• _DIRECTIONS_: Output all of the entries exactly as written.

• _LISTED RECORDS_:
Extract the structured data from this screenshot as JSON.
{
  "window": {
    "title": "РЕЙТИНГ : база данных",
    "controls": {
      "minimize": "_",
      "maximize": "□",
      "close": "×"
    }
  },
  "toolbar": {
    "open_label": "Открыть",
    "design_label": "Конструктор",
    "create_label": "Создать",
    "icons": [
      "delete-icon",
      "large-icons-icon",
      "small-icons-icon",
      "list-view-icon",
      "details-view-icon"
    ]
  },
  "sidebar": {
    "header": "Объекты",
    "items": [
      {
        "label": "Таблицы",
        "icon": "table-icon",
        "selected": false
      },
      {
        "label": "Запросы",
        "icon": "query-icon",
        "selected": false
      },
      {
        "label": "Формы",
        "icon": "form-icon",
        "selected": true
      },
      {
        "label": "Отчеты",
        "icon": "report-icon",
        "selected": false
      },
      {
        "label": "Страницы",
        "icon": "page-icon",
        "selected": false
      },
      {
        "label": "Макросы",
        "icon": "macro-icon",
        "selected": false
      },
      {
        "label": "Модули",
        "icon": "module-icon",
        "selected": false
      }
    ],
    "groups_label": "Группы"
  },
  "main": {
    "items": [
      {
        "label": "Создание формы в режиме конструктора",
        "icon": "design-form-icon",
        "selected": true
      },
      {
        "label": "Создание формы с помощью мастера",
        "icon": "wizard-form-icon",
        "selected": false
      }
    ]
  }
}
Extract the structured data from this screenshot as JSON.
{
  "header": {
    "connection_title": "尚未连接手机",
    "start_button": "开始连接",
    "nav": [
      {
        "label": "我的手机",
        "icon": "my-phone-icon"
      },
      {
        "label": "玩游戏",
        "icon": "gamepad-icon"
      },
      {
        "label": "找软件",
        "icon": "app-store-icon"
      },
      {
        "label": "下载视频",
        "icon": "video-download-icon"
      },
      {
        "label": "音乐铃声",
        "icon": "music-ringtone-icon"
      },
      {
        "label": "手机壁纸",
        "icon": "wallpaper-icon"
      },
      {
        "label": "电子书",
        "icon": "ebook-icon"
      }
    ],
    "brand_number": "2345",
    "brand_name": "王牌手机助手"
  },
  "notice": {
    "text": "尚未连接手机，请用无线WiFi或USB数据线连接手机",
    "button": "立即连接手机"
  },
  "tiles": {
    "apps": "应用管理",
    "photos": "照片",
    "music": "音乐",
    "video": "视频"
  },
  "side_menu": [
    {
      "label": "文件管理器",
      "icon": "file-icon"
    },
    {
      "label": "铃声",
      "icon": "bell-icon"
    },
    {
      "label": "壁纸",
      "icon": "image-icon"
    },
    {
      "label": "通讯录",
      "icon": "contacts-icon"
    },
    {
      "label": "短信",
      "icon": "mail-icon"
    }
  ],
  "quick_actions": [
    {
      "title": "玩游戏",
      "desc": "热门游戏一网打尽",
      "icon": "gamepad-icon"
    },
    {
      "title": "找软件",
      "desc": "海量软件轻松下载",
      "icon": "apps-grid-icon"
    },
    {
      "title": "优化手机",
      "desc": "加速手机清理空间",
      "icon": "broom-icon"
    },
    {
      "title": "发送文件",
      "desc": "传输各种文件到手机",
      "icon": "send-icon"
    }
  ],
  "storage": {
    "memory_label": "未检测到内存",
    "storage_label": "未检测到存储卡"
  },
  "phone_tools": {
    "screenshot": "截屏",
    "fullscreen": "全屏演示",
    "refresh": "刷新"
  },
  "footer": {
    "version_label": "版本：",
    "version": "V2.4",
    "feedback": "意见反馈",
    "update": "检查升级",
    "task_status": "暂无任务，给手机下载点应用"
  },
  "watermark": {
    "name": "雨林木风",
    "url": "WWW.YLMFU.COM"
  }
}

• _REPLY TO THE TASK_:
Extract the structured data from this screenshot as JSON.
{
  "window": {
    "title": "РЕЙТИНГ : база данных",
    "controls": {
      "minimize": "_",
      "maximize": "□",
      "close": "×"
    }
  },
  "toolbar": {
    "open_label": "Открыть",
    "design_label": "Конструктор",
    "create_label": "Создать",
    "icons": [
      "delete-icon",
      "large-icons-icon",
      "small-icons-icon",
      "list-view-icon",
      "details-view-icon"
    ]
  },
  "sidebar": {
    "header": "Объекты",
    "items": [
      {
        "label": "Таблицы",
        "icon": "table-icon",
        "selected": false
      },
      {
        "label": "Запросы",
        "icon": "query-icon",
        "selected": false
      },
      {
        "label": "Формы",
        "icon": "form-icon",
        "selected": true
      },
      {
        "label": "Отчеты",
        "icon": "report-icon",
        "selected": false
      },
      {
        "label": "Страницы",
        "icon": "page-icon",
        "selected": false
      },
      {
        "label": "Макросы",
        "icon": "macro-icon",
        "selected": false
      },
      {
        "label": "Модули",
        "icon": "module-icon",
        "selected": false
      }
    ],
    "groups_label": "Группы"
  },
  "main": {
    "items": [
      {
        "label": "Создание формы в режиме конструктора",
        "icon": "design-form-icon",
        "selected": true
      },
      {
        "label": "Создание формы с помощью мастера",
        "icon": "wizard-form-icon",
        "selected": false
      }
    ]
  }
}
Extract the structured data from this screenshot as JSON.
{
  "header": {
    "connection_title": "尚未连接手机",
    "start_button": "开始连接",
    "nav": [
      {
        "label": "我的手机",
        "icon": "my-phone-icon"
      },
      {
        "label": "玩游戏",
        "icon": "gamepad-icon"
      },
      {
        "label": "找软件",
        "icon": "app-store-icon"
      },
      {
        "label": "下载视频",
        "icon": "video-download-icon"
      },
      {
        "label": "音乐铃声",
        "icon": "music-ringtone-icon"
      },
      {
        "label": "手机壁纸",
        "icon": "wallpaper-icon"
      },
      {
        "label": "电子书",
        "icon": "ebook-icon"
      }
    ],
    "brand_number": "2345",
    "brand_name": "王牌手机助手"
  },
  "notice": {
    "text": "尚未连接手机，请用无线WiFi或USB数据线连接手机",
    "button": "立即连接手机"
  },
  "tiles": {
    "apps": "应用管理",
    "photos": "照片",
    "music": "音乐",
    "video": "视频"
  },
  "side_menu": [
    {
      "label": "文件管理器",
      "icon": "file-icon"
    },
    {
      "label": "铃声",
      "icon": "bell-icon"
    },
    {
      "label": "壁纸",
      "icon": "image-icon"
    },
    {
      "label": "通讯录",
      "icon": "contacts-icon"
    },
    {
      "label": "短信",
      "icon": "mail-icon"
    }
  ],
  "quick_actions": [
    {
      "title": "玩游戏",
      "desc": "热门游戏一网打尽",
      "icon": "gamepad-icon"
    },
    {
      "title": "找软件",
      "desc": "海量软件轻松下载",
      "icon": "apps-grid-icon"
    },
    {
      "title": "优化手机",
      "desc": "加速手机清理空间",
      "icon": "broom-icon"
    },
    {
      "title": "发送文件",
      "desc": "传输各种文件到手机",
      "icon": "send-icon"
    }
  ],
  "storage": {
    "memory_label": "未检测到内存",
    "storage_label": "未检测到存储卡"
  },
  "phone_tools": {
    "screenshot": "截屏",
    "fullscreen": "全屏演示",
    "refresh": "刷新"
  },
  "footer": {
    "version_label": "版本：",
    "version": "V2.4",
    "feedback": "意见反馈",
    "update": "检查升级",
    "task_status": "暂无任务，给手机下载点应用"
  },
  "watermark": {
    "name": "雨林木风",
    "url": "WWW.YLMFU.COM"
  }
}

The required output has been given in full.